» Отрывок для чтения
______________________________

В лагерь его не послали, но послали строить генеральские дачи в Карелию. Там Михаил Иванович скоро бы и умер. Но у него родной брат работал в торговле. Пошел к нужному генералу в Москве, и за отрез бостона, выкупил Михаила Ивановича. Солдата отпустили домой.
* * *
Александр Трубинов вспоминал, что от опытных солдат получил совет — никогда не носить шинель. Неудобно, тяжело, попадешь в воду — конец. Даже в морозы он носил телогрейку, а сверху плащ-палатку, которую в любой момент можно было скинуть.
Ему принадлежат два рассказа, которые, наверное, являются байками.
Якобы попал в плен советский солдат, призванный из Средней Азии, а немцы его отпустили. На шее у него весит табличка, повешенная немцами: «Нам не язык, вам не вояка».
Но в то же время Трубинов рассказывал, как их прижал к земле немецкий пулеметчик-ас, и перестрелял бы всех, но старшина-туркмен, подполз к пулемету ближе всех и метнул гранату.
У фронтовиков самым нежным словом, было слово «ребята», это о тех, с кем они вместе сражались.

______________________________

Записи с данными
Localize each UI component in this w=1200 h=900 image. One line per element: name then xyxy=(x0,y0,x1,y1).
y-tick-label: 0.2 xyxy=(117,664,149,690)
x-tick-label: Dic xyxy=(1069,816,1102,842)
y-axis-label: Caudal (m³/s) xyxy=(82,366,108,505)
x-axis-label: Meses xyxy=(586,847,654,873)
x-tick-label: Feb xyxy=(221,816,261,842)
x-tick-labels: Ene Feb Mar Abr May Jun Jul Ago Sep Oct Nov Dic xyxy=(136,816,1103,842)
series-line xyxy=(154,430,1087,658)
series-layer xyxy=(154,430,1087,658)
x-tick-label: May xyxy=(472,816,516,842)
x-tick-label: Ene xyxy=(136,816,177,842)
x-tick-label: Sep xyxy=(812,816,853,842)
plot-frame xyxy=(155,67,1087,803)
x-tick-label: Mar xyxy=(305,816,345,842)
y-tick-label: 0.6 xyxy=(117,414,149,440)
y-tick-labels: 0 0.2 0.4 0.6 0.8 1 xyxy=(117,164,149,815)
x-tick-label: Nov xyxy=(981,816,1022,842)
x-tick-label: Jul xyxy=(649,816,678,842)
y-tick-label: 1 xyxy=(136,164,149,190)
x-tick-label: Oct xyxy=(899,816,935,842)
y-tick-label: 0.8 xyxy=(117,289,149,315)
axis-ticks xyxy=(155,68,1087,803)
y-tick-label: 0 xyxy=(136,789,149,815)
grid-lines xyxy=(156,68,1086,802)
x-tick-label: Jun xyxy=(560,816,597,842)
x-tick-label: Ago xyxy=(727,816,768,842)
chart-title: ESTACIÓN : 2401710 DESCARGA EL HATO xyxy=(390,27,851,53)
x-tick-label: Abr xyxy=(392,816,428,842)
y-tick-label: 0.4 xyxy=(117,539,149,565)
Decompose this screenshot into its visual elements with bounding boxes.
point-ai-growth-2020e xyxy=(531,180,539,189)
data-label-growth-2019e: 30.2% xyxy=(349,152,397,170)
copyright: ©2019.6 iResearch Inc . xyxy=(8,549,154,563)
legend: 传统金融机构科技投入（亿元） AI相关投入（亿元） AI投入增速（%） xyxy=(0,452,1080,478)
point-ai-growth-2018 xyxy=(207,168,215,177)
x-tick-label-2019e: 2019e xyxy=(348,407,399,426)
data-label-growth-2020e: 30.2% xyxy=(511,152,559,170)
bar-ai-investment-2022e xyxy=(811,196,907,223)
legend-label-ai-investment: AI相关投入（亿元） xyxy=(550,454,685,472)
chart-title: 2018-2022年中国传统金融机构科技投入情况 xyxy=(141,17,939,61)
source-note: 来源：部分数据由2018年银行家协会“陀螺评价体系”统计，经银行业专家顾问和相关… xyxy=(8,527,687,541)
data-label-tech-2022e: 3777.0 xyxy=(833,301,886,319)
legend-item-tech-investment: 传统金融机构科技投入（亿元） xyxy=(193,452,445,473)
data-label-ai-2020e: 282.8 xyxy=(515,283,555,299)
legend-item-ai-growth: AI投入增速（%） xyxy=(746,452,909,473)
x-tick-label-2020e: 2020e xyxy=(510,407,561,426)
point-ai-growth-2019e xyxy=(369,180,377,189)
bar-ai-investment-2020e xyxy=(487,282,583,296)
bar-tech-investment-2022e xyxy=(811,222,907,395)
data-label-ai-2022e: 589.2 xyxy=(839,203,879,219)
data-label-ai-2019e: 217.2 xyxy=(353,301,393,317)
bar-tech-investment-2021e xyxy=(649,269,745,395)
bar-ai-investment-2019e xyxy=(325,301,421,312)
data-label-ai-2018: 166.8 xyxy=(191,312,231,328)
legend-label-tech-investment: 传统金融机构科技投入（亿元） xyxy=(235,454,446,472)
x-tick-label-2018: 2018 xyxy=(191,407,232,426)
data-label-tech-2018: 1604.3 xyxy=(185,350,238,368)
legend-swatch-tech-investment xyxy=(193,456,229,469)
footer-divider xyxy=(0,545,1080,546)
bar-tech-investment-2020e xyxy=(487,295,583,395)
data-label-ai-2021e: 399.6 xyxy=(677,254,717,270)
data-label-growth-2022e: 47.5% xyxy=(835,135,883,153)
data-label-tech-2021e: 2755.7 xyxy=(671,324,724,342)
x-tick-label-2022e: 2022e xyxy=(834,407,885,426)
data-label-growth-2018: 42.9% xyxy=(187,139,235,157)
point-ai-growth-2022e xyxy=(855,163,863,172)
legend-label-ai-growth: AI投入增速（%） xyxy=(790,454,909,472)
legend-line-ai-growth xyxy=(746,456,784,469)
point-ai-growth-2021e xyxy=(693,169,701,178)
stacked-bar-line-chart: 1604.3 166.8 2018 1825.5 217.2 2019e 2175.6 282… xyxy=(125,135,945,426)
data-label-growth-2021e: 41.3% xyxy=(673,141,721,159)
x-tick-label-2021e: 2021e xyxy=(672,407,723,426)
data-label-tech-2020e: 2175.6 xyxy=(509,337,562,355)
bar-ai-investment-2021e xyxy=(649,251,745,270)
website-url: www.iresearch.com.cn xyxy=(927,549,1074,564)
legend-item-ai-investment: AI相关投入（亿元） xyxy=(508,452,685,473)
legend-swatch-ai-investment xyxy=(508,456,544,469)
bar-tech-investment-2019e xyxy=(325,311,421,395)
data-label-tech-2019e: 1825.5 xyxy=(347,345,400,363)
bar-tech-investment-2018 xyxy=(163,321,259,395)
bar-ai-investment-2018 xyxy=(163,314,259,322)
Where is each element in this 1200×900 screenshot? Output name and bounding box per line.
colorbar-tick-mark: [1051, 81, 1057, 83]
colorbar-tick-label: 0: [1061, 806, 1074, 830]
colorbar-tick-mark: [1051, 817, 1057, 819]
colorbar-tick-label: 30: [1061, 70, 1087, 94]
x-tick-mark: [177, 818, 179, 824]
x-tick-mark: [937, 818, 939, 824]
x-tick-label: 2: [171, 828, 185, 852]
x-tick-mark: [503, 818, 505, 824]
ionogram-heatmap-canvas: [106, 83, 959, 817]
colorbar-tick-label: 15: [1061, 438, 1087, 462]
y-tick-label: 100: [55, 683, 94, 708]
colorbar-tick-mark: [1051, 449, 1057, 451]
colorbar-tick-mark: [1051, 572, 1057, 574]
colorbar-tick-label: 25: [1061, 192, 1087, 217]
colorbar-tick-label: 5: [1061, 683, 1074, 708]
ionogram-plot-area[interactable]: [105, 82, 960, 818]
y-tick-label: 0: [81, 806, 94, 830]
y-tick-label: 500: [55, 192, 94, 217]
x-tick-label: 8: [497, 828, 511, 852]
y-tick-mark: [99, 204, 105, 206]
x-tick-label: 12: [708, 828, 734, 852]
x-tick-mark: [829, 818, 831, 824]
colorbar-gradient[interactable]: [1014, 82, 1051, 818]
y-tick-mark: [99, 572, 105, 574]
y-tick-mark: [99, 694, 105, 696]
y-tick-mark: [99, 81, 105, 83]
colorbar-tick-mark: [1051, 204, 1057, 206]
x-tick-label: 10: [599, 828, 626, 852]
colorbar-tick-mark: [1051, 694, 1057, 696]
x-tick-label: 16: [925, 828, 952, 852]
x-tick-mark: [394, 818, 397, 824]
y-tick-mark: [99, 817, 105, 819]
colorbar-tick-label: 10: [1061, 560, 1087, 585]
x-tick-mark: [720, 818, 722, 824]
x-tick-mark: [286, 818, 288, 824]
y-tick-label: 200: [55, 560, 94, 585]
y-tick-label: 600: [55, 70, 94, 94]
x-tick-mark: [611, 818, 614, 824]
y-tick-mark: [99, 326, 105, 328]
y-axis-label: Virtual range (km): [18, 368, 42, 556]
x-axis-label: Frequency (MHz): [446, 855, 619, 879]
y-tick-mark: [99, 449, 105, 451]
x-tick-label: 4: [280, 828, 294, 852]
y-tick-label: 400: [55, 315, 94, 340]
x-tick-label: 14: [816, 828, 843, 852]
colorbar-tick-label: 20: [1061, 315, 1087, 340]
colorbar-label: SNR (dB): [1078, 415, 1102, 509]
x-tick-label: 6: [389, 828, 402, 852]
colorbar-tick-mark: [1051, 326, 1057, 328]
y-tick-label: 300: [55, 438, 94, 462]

______________________________

» Задание 1
Ответьте по отрывку о фронтовиках:
(а) Что поехал строить в Карелию Михаил Иванович?
(б) Что Трубинов носил в морозы вместо шинели?
(в) Какое слово у фронтовиков было самым нежным?
» Задание 2
Допишите отрывок о фронтовиках с того места, где он заканчивается.

» Ответ 1
(а) Генеральские дачи.
(б) Телогрейку, а сверху плащ-палатку.
(в) Слово «ребята».

» Ответ 2
Еще Трубинов рассказал байку, как они в мае 1945 года вышли на нужный рубеж и ночью по ним стали работать странные пулеметы, по звуку они определили, что не немецкие, думали, что немцы новые пулеметы получили. Утром атака. По его словам, наши артиллеристы к этому времени стреляли как боги. Шквал огня, и за этих огнем, как за стеной шли наши атакующие бойцы. Идут. Врываются на позиции противника и ничего не понимаю. Горят какие-то странные бронетранспортеры, и негры дохлые валяются.
Наконец, понимают, что это американцы.
А через час в небе появляются армады американских бомбардировщиков, их столько, что даже небо потемнело, тут наши пускают ракеты, по договоренности с союзниками, дают знать, что это свои. Американские самолеты кружат, а потом улетают.
Трубинов говорил, что они ничего не боялись, никто не верил, что в этой бойне можно выжить. Эти слова я слышал от большинства фронтовиков. В той войне за один день погибало солдат больше, чем за все девять лет войны в Афганистане.
Единственное, чего боялся Трубинов, это попасть в плен, и всегда носил с собой лимонку, чтобы взорвать себя в случае чего.
Если какого-то памятника и не хватает в нашей стране, так это памятника тем честным русским солдатам, которые были в плену. Во все времена, попавшим в плен солдатам оказывали почести, во все времена понимали, что людей нужно как-то поддержать. Попал в плен, но остался верным своей стране, своей армии — ты герой.
Единственному американскому генералу, который попал в плен к японцам, американское командование подарило ручку, которой японцы подписали акт капитуляции.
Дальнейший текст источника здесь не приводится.